> Problem details: Return the lines below that carry the word "собственности".

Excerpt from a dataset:
────────────────────

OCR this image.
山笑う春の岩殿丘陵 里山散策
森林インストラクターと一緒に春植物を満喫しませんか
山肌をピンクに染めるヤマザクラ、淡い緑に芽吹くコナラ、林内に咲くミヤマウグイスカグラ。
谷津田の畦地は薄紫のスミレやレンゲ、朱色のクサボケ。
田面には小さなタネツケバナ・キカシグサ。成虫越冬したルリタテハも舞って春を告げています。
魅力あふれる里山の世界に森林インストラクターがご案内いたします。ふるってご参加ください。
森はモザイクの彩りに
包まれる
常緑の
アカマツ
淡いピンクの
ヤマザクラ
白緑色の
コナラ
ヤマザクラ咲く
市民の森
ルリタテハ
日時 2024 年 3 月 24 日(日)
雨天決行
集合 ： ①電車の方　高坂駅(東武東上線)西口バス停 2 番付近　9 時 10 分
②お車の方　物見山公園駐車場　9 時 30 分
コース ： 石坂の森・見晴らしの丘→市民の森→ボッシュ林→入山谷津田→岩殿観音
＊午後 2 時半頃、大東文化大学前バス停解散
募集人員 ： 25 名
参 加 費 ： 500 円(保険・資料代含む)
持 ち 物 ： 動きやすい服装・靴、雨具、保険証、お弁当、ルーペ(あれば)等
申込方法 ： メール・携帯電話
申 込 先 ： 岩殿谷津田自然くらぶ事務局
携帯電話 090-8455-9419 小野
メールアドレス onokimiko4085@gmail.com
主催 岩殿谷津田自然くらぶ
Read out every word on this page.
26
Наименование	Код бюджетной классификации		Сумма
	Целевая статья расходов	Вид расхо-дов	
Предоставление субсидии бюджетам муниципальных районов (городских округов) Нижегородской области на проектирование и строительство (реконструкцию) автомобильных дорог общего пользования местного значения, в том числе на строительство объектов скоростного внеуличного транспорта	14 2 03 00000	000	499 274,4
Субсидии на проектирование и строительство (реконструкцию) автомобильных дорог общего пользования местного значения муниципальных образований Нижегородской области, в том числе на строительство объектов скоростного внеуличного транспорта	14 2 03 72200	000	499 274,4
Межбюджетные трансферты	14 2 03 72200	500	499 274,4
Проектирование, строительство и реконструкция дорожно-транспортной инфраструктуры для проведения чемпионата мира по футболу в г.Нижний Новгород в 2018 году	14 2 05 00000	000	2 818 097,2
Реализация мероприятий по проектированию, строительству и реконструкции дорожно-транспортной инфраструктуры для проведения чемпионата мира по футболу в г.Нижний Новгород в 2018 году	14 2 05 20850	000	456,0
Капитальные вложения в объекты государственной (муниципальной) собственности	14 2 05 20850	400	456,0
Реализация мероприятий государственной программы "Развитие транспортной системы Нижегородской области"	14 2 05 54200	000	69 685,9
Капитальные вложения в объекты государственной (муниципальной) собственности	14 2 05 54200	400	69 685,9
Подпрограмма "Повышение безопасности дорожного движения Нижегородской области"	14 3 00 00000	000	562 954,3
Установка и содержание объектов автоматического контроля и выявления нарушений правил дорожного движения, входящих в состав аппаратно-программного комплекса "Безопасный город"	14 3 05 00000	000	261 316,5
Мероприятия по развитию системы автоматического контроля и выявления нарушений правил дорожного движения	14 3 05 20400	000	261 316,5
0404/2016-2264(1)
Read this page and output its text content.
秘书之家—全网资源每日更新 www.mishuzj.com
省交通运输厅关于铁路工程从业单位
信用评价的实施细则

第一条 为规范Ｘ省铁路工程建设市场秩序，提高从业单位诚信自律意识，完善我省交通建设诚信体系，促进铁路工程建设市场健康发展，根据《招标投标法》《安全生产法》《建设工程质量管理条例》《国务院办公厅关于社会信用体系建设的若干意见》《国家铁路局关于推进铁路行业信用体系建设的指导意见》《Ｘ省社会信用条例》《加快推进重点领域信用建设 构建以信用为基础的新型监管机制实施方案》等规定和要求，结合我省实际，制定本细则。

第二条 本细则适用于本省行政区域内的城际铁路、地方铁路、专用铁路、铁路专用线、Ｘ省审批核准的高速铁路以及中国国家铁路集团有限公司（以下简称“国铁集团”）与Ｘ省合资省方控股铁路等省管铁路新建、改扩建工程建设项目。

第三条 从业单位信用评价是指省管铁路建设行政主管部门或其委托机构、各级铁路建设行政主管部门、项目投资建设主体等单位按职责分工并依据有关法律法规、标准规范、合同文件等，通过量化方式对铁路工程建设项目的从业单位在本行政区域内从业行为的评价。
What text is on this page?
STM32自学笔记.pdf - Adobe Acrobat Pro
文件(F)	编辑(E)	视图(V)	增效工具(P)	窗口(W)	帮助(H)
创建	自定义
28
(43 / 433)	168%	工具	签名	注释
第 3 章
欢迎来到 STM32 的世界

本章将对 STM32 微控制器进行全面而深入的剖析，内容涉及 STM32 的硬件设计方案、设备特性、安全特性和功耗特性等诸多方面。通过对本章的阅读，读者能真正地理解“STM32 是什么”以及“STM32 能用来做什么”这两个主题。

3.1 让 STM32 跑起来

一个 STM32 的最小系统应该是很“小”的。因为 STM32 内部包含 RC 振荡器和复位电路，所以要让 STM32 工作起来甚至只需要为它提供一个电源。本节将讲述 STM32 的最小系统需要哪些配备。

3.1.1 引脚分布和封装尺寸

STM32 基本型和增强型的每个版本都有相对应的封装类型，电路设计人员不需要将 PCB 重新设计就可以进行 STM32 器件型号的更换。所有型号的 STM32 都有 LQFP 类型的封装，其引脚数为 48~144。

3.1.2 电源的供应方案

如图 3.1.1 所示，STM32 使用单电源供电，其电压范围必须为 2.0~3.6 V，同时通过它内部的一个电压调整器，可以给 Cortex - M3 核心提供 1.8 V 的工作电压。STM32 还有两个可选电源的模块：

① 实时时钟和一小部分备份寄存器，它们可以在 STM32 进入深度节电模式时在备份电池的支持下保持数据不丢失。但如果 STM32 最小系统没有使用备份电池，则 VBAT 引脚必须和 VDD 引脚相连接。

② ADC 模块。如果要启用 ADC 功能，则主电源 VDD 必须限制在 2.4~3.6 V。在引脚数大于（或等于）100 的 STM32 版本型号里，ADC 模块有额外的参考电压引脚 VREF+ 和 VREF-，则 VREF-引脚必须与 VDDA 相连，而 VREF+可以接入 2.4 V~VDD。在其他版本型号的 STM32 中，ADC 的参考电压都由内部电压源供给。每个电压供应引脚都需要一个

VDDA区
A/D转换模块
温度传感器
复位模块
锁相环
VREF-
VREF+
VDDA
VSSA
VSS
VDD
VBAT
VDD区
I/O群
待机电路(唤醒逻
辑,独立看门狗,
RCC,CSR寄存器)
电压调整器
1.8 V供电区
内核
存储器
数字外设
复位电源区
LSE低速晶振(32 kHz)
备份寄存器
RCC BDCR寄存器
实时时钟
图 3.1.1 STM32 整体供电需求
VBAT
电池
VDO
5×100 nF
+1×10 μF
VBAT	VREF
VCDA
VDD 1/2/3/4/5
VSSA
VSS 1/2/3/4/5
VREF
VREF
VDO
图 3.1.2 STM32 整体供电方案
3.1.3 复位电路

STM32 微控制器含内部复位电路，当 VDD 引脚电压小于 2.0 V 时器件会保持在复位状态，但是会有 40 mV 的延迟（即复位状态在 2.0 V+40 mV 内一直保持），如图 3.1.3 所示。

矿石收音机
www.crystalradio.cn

────────────────────

> Task result:
Капитальные вложения в объекты государственной (муниципальной) собственности	14 2 05 20850	400	456,0
Капитальные вложения в объекты государственной (муниципальной) собственности	14 2 05 54200	400	69 685,9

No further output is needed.